Exercise task =>
Copy every line, leaving nothing out and adding nothing.
#### Records for the task
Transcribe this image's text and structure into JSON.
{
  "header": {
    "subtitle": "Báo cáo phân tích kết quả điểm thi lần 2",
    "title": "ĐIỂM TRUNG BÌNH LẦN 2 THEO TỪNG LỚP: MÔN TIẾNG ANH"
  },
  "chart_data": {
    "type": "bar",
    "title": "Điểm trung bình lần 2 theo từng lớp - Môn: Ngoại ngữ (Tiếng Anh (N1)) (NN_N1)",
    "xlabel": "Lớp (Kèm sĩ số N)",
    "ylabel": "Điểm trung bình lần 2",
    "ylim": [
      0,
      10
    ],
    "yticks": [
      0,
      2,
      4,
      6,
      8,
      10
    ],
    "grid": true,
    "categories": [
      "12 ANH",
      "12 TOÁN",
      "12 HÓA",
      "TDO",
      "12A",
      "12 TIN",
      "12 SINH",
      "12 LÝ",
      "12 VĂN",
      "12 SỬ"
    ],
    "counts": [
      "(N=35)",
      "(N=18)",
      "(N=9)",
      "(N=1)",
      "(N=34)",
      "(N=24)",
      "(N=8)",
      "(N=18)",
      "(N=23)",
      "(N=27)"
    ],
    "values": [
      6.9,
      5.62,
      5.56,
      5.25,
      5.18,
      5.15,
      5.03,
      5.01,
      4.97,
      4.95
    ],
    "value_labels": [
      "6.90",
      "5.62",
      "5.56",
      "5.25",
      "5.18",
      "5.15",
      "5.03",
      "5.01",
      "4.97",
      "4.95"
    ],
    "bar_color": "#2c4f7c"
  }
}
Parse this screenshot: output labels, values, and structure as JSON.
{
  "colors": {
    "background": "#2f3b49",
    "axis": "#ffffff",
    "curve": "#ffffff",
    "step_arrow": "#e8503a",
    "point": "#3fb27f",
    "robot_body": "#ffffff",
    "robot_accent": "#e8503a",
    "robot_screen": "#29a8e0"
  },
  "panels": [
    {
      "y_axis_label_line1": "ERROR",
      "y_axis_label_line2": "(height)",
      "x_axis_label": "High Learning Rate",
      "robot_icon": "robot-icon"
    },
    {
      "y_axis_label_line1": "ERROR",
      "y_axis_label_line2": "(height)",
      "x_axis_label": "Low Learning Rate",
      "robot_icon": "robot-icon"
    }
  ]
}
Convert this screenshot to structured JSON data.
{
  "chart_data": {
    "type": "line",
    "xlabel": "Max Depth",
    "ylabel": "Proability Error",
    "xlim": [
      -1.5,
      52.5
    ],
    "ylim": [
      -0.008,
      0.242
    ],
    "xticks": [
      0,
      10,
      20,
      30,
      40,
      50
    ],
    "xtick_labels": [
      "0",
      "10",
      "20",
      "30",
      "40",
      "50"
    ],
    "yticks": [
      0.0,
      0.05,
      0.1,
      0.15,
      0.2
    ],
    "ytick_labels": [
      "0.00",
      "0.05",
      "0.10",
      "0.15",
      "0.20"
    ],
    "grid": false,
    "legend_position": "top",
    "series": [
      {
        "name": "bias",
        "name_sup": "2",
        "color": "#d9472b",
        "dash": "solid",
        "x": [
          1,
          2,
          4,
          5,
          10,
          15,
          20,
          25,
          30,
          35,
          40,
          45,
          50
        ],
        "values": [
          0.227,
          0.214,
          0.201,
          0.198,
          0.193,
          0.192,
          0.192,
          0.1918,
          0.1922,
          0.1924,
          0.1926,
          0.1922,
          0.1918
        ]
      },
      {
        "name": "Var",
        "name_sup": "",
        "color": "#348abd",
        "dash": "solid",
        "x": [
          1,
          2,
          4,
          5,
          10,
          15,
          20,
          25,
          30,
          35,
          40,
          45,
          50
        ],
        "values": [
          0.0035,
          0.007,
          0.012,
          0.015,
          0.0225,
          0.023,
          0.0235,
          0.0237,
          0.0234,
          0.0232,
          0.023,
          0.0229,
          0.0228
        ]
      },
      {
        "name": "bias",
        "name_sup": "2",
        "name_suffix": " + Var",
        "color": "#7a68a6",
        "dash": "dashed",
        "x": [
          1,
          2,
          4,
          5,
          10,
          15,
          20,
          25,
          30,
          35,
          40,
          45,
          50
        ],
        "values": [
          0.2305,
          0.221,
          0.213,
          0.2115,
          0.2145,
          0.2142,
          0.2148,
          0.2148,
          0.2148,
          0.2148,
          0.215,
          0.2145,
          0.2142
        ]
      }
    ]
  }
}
########
Response to this exercise =>
Transcribe this image's text and structure into JSON.
{
  "header": {
    "subtitle": "Báo cáo phân tích kết quả điểm thi lần 2",
    "title": "ĐIỂM TRUNG BÌNH LẦN 2 THEO TỪNG LỚP: MÔN TIẾNG ANH"
  },
  "chart_data": {
    "type": "bar",
    "title": "Điểm trung bình lần 2 theo từng lớp - Môn: Ngoại ngữ (Tiếng Anh (N1)) (NN_N1)",
    "xlabel": "Lớp (Kèm sĩ số N)",
    "ylabel": "Điểm trung bình lần 2",
    "ylim": [
      0,
      10
    ],
    "yticks": [
      0,
      2,
      4,
      6,
      8,
      10
    ],
    "grid": true,
    "categories": [
      "12 ANH",
      "12 TOÁN",
      "12 HÓA",
      "TDO",
      "12A",
      "12 TIN",
      "12 SINH",
      "12 LÝ",
      "12 VĂN",
      "12 SỬ"
    ],
    "counts": [
      "(N=35)",
      "(N=18)",
      "(N=9)",
      "(N=1)",
      "(N=34)",
      "(N=24)",
      "(N=8)",
      "(N=18)",
      "(N=23)",
      "(N=27)"
    ],
    "values": [
      6.9,
      5.62,
      5.56,
      5.25,
      5.18,
      5.15,
      5.03,
      5.01,
      4.97,
      4.95
    ],
    "value_labels": [
      "6.90",
      "5.62",
      "5.56",
      "5.25",
      "5.18",
      "5.15",
      "5.03",
      "5.01",
      "4.97",
      "4.95"
    ],
    "bar_color": "#2c4f7c"
  }
}
Parse this screenshot: output labels, values, and structure as JSON.
{
  "colors": {
    "background": "#2f3b49",
    "axis": "#ffffff",
    "curve": "#ffffff",
    "step_arrow": "#e8503a",
    "point": "#3fb27f",
    "robot_body": "#ffffff",
    "robot_accent": "#e8503a",
    "robot_screen": "#29a8e0"
  },
  "panels": [
    {
      "y_axis_label_line1": "ERROR",
      "y_axis_label_line2": "(height)",
      "x_axis_label": "High Learning Rate",
      "robot_icon": "robot-icon"
    },
    {
      "y_axis_label_line1": "ERROR",
      "y_axis_label_line2": "(height)",
      "x_axis_label": "Low Learning Rate",
      "robot_icon": "robot-icon"
    }
  ]
}
Convert this screenshot to structured JSON data.
{
  "chart_data": {
    "type": "line",
    "xlabel": "Max Depth",
    "ylabel": "Proability Error",
    "xlim": [
      -1.5,
      52.5
    ],
    "ylim": [
      -0.008,
      0.242
    ],
    "xticks": [
      0,
      10,
      20,
      30,
      40,
      50
    ],
    "xtick_labels": [
      "0",
      "10",
      "20",
      "30",
      "40",
      "50"
    ],
    "yticks": [
      0.0,
      0.05,
      0.1,
      0.15,
      0.2
    ],
    "ytick_labels": [
      "0.00",
      "0.05",
      "0.10",
      "0.15",
      "0.20"
    ],
    "grid": false,
    "legend_position": "top",
    "series": [
      {
        "name": "bias",
        "name_sup": "2",
        "color": "#d9472b",
        "dash": "solid",
        "x": [
          1,
          2,
          4,
          5,
          10,
          15,
          20,
          25,
          30,
          35,
          40,
          45,
          50
        ],
        "values": [
          0.227,
          0.214,
          0.201,
          0.198,
          0.193,
          0.192,
          0.192,
          0.1918,
          0.1922,
          0.1924,
          0.1926,
          0.1922,
          0.1918
        ]
      },
      {
        "name": "Var",
        "name_sup": "",
        "color": "#348abd",
        "dash": "solid",
        "x": [
          1,
          2,
          4,
          5,
          10,
          15,
          20,
          25,
          30,
          35,
          40,
          45,
          50
        ],
        "values": [
          0.0035,
          0.007,
          0.012,
          0.015,
          0.0225,
          0.023,
          0.0235,
          0.0237,
          0.0234,
          0.0232,
          0.023,
          0.0229,
          0.0228
        ]
      },
      {
        "name": "bias",
        "name_sup": "2",
        "name_suffix": " + Var",
        "color": "#7a68a6",
        "dash": "dashed",
        "x": [
          1,
          2,
          4,
          5,
          10,
          15,
          20,
          25,
          30,
          35,
          40,
          45,
          50
        ],
        "values": [
          0.2305,
          0.221,
          0.213,
          0.2115,
          0.2145,
          0.2142,
          0.2148,
          0.2148,
          0.2148,
          0.2148,
          0.215,
          0.2145,
          0.2142
        ]
      }
    ]
  }
}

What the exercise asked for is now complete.